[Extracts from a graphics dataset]

______________________________

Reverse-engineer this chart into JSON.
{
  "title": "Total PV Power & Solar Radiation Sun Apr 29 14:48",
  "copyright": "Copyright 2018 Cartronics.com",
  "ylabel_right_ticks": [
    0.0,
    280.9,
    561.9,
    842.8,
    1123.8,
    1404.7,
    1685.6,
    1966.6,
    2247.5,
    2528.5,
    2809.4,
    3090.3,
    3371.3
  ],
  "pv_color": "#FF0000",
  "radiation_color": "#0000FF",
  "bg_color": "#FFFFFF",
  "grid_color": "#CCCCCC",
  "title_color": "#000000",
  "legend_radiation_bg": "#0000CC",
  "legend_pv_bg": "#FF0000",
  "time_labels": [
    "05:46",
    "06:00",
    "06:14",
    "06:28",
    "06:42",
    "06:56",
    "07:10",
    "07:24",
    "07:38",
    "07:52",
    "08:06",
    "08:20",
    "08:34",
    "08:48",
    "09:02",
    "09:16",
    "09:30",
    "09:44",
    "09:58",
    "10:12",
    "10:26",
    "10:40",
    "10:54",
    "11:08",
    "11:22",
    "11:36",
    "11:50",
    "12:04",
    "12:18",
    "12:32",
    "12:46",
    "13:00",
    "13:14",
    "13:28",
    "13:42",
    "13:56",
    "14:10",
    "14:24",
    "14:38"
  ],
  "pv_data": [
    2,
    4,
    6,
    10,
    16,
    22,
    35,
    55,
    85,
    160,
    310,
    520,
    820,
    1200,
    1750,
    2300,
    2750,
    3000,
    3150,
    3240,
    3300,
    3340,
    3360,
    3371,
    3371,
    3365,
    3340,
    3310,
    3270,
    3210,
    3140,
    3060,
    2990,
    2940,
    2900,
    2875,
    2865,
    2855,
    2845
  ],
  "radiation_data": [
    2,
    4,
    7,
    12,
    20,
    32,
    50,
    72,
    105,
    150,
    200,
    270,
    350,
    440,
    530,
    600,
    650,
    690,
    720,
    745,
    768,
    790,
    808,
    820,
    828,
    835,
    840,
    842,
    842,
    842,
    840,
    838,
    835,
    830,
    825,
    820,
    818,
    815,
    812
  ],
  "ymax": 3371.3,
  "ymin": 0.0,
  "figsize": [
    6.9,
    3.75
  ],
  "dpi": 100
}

______________________________

* [Short task]
The records above should be restated word for word, please.

* [Correct response]
Reverse-engineer this chart into JSON.
{
  "title": "Total PV Power & Solar Radiation Sun Apr 29 14:48",
  "copyright": "Copyright 2018 Cartronics.com",
  "ylabel_right_ticks": [
    0.0,
    280.9,
    561.9,
    842.8,
    1123.8,
    1404.7,
    1685.6,
    1966.6,
    2247.5,
    2528.5,
    2809.4,
    3090.3,
    3371.3
  ],
  "pv_color": "#FF0000",
  "radiation_color": "#0000FF",
  "bg_color": "#FFFFFF",
  "grid_color": "#CCCCCC",
  "title_color": "#000000",
  "legend_radiation_bg": "#0000CC",
  "legend_pv_bg": "#FF0000",
  "time_labels": [
    "05:46",
    "06:00",
    "06:14",
    "06:28",
    "06:42",
    "06:56",
    "07:10",
    "07:24",
    "07:38",
    "07:52",
    "08:06",
    "08:20",
    "08:34",
    "08:48",
    "09:02",
    "09:16",
    "09:30",
    "09:44",
    "09:58",
    "10:12",
    "10:26",
    "10:40",
    "10:54",
    "11:08",
    "11:22",
    "11:36",
    "11:50",
    "12:04",
    "12:18",
    "12:32",
    "12:46",
    "13:00",
    "13:14",
    "13:28",
    "13:42",
    "13:56",
    "14:10",
    "14:24",
    "14:38"
  ],
  "pv_data": [
    2,
    4,
    6,
    10,
    16,
    22,
    35,
    55,
    85,
    160,
    310,
    520,
    820,
    1200,
    1750,
    2300,
    2750,
    3000,
    3150,
    3240,
    3300,
    3340,
    3360,
    3371,
    3371,
    3365,
    3340,
    3310,
    3270,
    3210,
    3140,
    3060,
    2990,
    2940,
    2900,
    2875,
    2865,
    2855,
    2845
  ],
  "radiation_data": [
    2,
    4,
    7,
    12,
    20,
    32,
    50,
    72,
    105,
    150,
    200,
    270,
    350,
    440,
    530,
    600,
    650,
    690,
    720,
    745,
    768,
    790,
    808,
    820,
    828,
    835,
    840,
    842,
    842,
    842,
    840,
    838,
    835,
    830,
    825,
    820,
    818,
    815,
    812
  ],
  "ymax": 3371.3,
  "ymin": 0.0,
  "figsize": [
    6.9,
    3.75
  ],
  "dpi": 100
}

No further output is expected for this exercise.